— OBJECTIVE —
Using the records provided below, locate and copy each line that contains the word "αγωγοί".

— MATERIAL SUPPLIED —
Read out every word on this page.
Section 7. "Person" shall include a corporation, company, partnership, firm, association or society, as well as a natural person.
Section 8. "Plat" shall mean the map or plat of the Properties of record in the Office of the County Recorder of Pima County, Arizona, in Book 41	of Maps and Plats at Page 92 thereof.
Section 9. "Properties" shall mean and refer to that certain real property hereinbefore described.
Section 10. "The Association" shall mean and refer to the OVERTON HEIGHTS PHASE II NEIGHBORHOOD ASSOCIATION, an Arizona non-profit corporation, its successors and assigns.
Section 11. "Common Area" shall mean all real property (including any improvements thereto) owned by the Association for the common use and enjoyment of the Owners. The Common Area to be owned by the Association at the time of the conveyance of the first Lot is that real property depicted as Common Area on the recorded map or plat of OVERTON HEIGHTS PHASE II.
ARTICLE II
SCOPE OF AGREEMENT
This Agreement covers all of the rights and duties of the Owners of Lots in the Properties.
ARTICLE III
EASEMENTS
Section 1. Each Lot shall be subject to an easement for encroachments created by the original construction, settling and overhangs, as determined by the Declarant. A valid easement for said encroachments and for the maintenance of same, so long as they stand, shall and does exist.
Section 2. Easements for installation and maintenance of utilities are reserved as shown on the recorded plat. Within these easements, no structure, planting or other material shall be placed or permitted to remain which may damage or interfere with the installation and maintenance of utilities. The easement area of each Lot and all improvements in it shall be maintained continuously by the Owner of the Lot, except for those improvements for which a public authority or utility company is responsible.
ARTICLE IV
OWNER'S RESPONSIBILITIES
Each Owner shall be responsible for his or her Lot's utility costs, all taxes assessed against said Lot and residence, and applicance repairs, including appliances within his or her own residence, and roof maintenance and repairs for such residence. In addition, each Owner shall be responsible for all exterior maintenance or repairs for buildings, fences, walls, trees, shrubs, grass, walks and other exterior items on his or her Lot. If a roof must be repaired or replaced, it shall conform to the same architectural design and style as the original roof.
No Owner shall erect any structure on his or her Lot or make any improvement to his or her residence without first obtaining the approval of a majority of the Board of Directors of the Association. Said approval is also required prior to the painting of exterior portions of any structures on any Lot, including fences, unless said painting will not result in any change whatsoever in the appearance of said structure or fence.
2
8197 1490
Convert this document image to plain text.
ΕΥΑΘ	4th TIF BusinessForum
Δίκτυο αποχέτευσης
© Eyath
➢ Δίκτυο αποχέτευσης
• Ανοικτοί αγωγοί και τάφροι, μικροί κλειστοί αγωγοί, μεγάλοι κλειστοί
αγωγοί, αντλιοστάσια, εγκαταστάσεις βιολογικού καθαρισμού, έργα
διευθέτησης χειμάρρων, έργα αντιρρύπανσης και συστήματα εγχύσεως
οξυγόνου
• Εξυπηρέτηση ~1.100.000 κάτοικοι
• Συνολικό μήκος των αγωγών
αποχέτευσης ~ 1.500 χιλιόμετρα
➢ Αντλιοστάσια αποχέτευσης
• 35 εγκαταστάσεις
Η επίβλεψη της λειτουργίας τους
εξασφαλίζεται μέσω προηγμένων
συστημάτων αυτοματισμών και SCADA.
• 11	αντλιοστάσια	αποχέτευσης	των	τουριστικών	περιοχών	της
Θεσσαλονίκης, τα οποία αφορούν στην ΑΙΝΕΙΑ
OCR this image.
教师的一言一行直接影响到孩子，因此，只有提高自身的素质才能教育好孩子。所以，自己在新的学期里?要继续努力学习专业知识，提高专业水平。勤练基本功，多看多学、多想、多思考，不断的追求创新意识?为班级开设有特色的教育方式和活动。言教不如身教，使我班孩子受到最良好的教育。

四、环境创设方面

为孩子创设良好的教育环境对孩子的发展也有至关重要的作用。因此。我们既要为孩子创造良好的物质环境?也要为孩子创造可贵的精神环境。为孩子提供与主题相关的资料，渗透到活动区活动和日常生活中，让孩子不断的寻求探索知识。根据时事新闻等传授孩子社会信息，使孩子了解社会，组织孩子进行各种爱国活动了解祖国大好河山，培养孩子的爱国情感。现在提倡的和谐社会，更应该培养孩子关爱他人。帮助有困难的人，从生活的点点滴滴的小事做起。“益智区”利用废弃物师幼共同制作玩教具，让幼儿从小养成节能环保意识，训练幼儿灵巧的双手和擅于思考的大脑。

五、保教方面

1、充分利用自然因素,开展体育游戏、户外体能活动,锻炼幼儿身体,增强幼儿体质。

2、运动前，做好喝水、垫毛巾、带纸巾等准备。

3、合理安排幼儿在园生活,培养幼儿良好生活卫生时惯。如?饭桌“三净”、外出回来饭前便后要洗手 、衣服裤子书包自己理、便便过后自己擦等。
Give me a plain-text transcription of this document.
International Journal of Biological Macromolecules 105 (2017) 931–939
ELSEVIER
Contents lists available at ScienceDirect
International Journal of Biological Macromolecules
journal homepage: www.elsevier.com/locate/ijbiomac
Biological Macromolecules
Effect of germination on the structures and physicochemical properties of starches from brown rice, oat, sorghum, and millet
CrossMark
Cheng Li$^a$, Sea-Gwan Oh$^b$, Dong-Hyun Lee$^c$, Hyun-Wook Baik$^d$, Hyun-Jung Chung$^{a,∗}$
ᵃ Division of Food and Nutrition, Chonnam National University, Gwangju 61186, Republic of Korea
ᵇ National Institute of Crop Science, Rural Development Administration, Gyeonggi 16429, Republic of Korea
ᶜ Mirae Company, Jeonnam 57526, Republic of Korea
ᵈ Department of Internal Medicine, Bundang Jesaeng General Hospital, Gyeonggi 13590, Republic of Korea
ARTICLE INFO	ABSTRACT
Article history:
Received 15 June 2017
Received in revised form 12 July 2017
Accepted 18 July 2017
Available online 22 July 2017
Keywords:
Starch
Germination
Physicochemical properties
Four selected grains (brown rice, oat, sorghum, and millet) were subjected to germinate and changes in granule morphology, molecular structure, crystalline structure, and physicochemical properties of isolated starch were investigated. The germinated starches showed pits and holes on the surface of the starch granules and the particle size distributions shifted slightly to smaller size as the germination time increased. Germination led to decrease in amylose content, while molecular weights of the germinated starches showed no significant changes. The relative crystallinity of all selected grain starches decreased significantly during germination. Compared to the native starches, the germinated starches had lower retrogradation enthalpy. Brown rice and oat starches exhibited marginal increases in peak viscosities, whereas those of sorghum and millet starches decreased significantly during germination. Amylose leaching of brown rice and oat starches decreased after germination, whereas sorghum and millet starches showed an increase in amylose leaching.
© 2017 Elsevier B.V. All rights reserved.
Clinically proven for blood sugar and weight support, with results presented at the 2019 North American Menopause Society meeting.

— ANSWER TO THIS EXERCISE —
• Ανοικτοί αγωγοί και τάφροι, μικροί κλειστοί αγωγοί, μεγάλοι κλειστοί
αγωγοί, αντλιοστάσια, εγκαταστάσεις βιολογικού καθαρισμού, έργα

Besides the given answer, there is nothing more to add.